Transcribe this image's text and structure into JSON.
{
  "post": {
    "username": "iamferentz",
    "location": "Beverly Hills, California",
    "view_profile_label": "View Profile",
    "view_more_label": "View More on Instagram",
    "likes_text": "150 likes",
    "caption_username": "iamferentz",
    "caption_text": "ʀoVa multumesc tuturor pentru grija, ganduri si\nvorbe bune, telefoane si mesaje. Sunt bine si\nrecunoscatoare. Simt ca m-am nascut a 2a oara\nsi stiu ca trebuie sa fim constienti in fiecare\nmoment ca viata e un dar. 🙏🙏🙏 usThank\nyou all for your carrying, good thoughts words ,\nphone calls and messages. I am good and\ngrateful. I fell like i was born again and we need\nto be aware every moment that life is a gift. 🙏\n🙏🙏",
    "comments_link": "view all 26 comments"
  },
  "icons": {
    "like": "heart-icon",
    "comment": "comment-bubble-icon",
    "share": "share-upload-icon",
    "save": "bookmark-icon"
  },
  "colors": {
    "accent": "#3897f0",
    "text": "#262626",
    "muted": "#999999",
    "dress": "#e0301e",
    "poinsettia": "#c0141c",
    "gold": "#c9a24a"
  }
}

EXERCISE REQUIREMENTS: Output all of the data again, exactly.

EXERCISE OUTPUT:
Transcribe this image's text and structure into JSON.
{
  "post": {
    "username": "iamferentz",
    "location": "Beverly Hills, California",
    "view_profile_label": "View Profile",
    "view_more_label": "View More on Instagram",
    "likes_text": "150 likes",
    "caption_username": "iamferentz",
    "caption_text": "ʀoVa multumesc tuturor pentru grija, ganduri si\nvorbe bune, telefoane si mesaje. Sunt bine si\nrecunoscatoare. Simt ca m-am nascut a 2a oara\nsi stiu ca trebuie sa fim constienti in fiecare\nmoment ca viata e un dar. 🙏🙏🙏 usThank\nyou all for your carrying, good thoughts words ,\nphone calls and messages. I am good and\ngrateful. I fell like i was born again and we need\nto be aware every moment that life is a gift. 🙏\n🙏🙏",
    "comments_link": "view all 26 comments"
  },
  "icons": {
    "like": "heart-icon",
    "comment": "comment-bubble-icon",
    "share": "share-upload-icon",
    "save": "bookmark-icon"
  },
  "colors": {
    "accent": "#3897f0",
    "text": "#262626",
    "muted": "#999999",
    "dress": "#e0301e",
    "poinsettia": "#c0141c",
    "gold": "#c9a24a"
  }
}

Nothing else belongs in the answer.